STATED EXERCISE:
Type out every line below exactly as it reads.

DATA FOR THE TASK:
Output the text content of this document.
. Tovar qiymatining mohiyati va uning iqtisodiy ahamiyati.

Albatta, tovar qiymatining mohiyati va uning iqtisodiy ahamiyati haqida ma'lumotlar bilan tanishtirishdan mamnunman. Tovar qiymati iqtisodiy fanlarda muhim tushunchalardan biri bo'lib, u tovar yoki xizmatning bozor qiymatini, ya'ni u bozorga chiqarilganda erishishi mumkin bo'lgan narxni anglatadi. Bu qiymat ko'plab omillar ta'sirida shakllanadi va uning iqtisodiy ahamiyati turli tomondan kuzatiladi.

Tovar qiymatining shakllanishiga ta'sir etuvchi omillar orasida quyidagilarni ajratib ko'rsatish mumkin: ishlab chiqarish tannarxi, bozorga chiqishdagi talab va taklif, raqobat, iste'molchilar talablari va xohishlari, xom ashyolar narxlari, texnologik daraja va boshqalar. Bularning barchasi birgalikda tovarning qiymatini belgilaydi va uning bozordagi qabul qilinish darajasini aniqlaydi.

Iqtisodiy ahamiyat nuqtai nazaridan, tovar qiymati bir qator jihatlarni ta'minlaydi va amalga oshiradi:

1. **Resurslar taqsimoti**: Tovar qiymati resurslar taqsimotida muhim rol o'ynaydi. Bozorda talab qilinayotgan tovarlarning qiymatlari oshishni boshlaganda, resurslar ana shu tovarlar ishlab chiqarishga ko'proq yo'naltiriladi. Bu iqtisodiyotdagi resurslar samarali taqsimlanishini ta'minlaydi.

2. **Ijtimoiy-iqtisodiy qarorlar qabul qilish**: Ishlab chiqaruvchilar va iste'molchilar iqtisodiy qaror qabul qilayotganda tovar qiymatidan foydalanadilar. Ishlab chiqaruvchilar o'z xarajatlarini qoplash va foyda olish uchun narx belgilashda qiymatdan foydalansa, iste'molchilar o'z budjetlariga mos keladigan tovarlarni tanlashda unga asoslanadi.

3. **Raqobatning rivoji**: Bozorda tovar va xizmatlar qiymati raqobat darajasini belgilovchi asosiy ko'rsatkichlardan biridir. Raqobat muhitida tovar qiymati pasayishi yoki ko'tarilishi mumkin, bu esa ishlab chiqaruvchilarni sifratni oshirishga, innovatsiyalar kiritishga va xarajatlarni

FULL OUTPUT:
Output the text content of this document.
. Tovar qiymatining mohiyati va uning iqtisodiy ahamiyati.

Albatta, tovar qiymatining mohiyati va uning iqtisodiy ahamiyati haqida ma'lumotlar bilan tanishtirishdan mamnunman. Tovar qiymati iqtisodiy fanlarda muhim tushunchalardan biri bo'lib, u tovar yoki xizmatning bozor qiymatini, ya'ni u bozorga chiqarilganda erishishi mumkin bo'lgan narxni anglatadi. Bu qiymat ko'plab omillar ta'sirida shakllanadi va uning iqtisodiy ahamiyati turli tomondan kuzatiladi.

Tovar qiymatining shakllanishiga ta'sir etuvchi omillar orasida quyidagilarni ajratib ko'rsatish mumkin: ishlab chiqarish tannarxi, bozorga chiqishdagi talab va taklif, raqobat, iste'molchilar talablari va xohishlari, xom ashyolar narxlari, texnologik daraja va boshqalar. Bularning barchasi birgalikda tovarning qiymatini belgilaydi va uning bozordagi qabul qilinish darajasini aniqlaydi.

Iqtisodiy ahamiyat nuqtai nazaridan, tovar qiymati bir qator jihatlarni ta'minlaydi va amalga oshiradi:

1. **Resurslar taqsimoti**: Tovar qiymati resurslar taqsimotida muhim rol o'ynaydi. Bozorda talab qilinayotgan tovarlarning qiymatlari oshishni boshlaganda, resurslar ana shu tovarlar ishlab chiqarishga ko'proq yo'naltiriladi. Bu iqtisodiyotdagi resurslar samarali taqsimlanishini ta'minlaydi.

2. **Ijtimoiy-iqtisodiy qarorlar qabul qilish**: Ishlab chiqaruvchilar va iste'molchilar iqtisodiy qaror qabul qilayotganda tovar qiymatidan foydalanadilar. Ishlab chiqaruvchilar o'z xarajatlarini qoplash va foyda olish uchun narx belgilashda qiymatdan foydalansa, iste'molchilar o'z budjetlariga mos keladigan tovarlarni tanlashda unga asoslanadi.

3. **Raqobatning rivoji**: Bozorda tovar va xizmatlar qiymati raqobat darajasini belgilovchi asosiy ko'rsatkichlardan biridir. Raqobat muhitida tovar qiymati pasayishi yoki ko'tarilishi mumkin, bu esa ishlab chiqaruvchilarni sifratni oshirishga, innovatsiyalar kiritishga va xarajatlarni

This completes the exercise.